Problem description: Your task is to print all of the material verbatim.

Supplied records:
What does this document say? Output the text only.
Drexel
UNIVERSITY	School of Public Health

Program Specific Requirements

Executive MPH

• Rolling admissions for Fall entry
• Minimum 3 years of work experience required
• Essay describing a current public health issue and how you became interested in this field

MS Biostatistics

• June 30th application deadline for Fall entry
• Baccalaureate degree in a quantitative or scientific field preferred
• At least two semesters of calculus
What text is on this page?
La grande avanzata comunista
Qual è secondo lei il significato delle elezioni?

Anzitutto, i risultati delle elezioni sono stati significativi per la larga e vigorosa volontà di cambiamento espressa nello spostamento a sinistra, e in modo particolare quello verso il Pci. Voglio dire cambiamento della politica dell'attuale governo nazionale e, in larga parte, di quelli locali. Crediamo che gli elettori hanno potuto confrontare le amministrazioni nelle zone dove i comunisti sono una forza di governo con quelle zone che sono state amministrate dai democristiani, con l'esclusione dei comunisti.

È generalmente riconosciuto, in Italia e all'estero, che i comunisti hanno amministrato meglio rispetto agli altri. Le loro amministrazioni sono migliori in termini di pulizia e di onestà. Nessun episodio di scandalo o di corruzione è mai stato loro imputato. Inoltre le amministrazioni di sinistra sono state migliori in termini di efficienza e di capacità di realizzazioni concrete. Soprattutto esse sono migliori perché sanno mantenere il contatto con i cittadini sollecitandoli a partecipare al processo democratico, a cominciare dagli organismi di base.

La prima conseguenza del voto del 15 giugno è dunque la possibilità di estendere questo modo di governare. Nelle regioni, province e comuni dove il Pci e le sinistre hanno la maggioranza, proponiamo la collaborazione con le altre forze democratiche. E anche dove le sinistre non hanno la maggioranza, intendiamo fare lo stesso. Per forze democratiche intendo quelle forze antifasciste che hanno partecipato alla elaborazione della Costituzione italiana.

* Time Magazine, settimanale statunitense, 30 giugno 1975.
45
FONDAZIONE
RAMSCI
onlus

Correct output:
What does this document say? Output the text only.
Drexel
UNIVERSITY	School of Public Health

Program Specific Requirements

Executive MPH

• Rolling admissions for Fall entry
• Minimum 3 years of work experience required
• Essay describing a current public health issue and how you became interested in this field

MS Biostatistics

• June 30th application deadline for Fall entry
• Baccalaureate degree in a quantitative or scientific field preferred
• At least two semesters of calculus
What text is on this page?
La grande avanzata comunista
Qual è secondo lei il significato delle elezioni?

Anzitutto, i risultati delle elezioni sono stati significativi per la larga e vigorosa volontà di cambiamento espressa nello spostamento a sinistra, e in modo particolare quello verso il Pci. Voglio dire cambiamento della politica dell'attuale governo nazionale e, in larga parte, di quelli locali. Crediamo che gli elettori hanno potuto confrontare le amministrazioni nelle zone dove i comunisti sono una forza di governo con quelle zone che sono state amministrate dai democristiani, con l'esclusione dei comunisti.

È generalmente riconosciuto, in Italia e all'estero, che i comunisti hanno amministrato meglio rispetto agli altri. Le loro amministrazioni sono migliori in termini di pulizia e di onestà. Nessun episodio di scandalo o di corruzione è mai stato loro imputato. Inoltre le amministrazioni di sinistra sono state migliori in termini di efficienza e di capacità di realizzazioni concrete. Soprattutto esse sono migliori perché sanno mantenere il contatto con i cittadini sollecitandoli a partecipare al processo democratico, a cominciare dagli organismi di base.

La prima conseguenza del voto del 15 giugno è dunque la possibilità di estendere questo modo di governare. Nelle regioni, province e comuni dove il Pci e le sinistre hanno la maggioranza, proponiamo la collaborazione con le altre forze democratiche. E anche dove le sinistre non hanno la maggioranza, intendiamo fare lo stesso. Per forze democratiche intendo quelle forze antifasciste che hanno partecipato alla elaborazione della Costituzione italiana.

* Time Magazine, settimanale statunitense, 30 giugno 1975.
45
FONDAZIONE
RAMSCI
onlus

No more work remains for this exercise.